[Data items]
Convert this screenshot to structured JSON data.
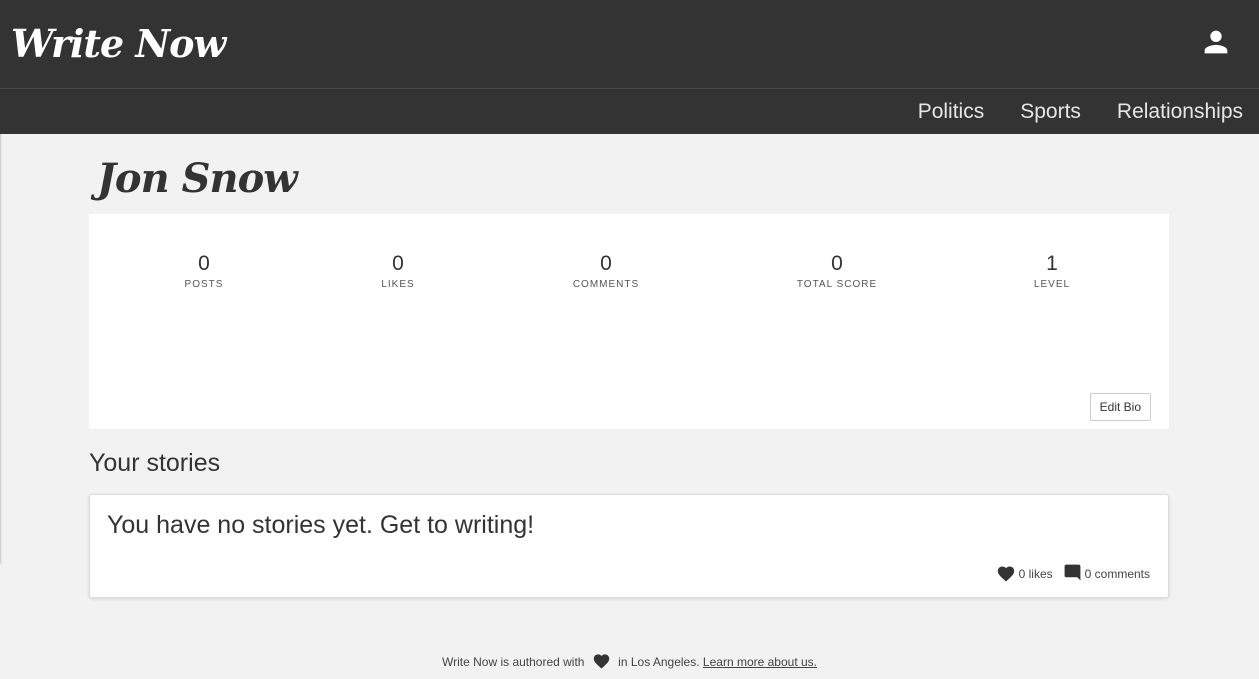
{
  "header": {
    "logo": "Write Now",
    "user_icon": "person-icon"
  },
  "nav": {
    "items": [
      "Politics",
      "Sports",
      "Relationships"
    ]
  },
  "profile": {
    "name": "Jon Snow",
    "stats": [
      {
        "value": "0",
        "label": "POSTS"
      },
      {
        "value": "0",
        "label": "LIKES"
      },
      {
        "value": "0",
        "label": "COMMENTS"
      },
      {
        "value": "0",
        "label": "TOTAL SCORE"
      },
      {
        "value": "1",
        "label": "LEVEL"
      }
    ],
    "edit_bio_label": "Edit Bio"
  },
  "stories": {
    "heading": "Your stories",
    "empty_message": "You have no stories yet. Get to writing!",
    "likes": "0 likes",
    "comments": "0 comments"
  },
  "footer": {
    "text_before": "Write Now is authored with",
    "text_after": "in Los Angeles.",
    "link": "Learn more about us."
  },
  "colors": {
    "header_bg": "#333333",
    "page_bg": "#f2f2f2",
    "card_bg": "#ffffff"
  }
}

* **PROBLEM DESCRIPTION**
Give an exact reproduction of every line, leaving out any picture.

* **WRITTEN SOLUTION**
Convert this screenshot to structured JSON data.
{
  "header": {
    "logo": "Write Now",
    "user_icon": "person-icon"
  },
  "nav": {
    "items": [
      "Politics",
      "Sports",
      "Relationships"
    ]
  },
  "profile": {
    "name": "Jon Snow",
    "stats": [
      {
        "value": "0",
        "label": "POSTS"
      },
      {
        "value": "0",
        "label": "LIKES"
      },
      {
        "value": "0",
        "label": "COMMENTS"
      },
      {
        "value": "0",
        "label": "TOTAL SCORE"
      },
      {
        "value": "1",
        "label": "LEVEL"
      }
    ],
    "edit_bio_label": "Edit Bio"
  },
  "stories": {
    "heading": "Your stories",
    "empty_message": "You have no stories yet. Get to writing!",
    "likes": "0 likes",
    "comments": "0 comments"
  },
  "footer": {
    "text_before": "Write Now is authored with",
    "text_after": "in Los Angeles.",
    "link": "Learn more about us."
  },
  "colors": {
    "header_bg": "#333333",
    "page_bg": "#f2f2f2",
    "card_bg": "#ffffff"
  }
}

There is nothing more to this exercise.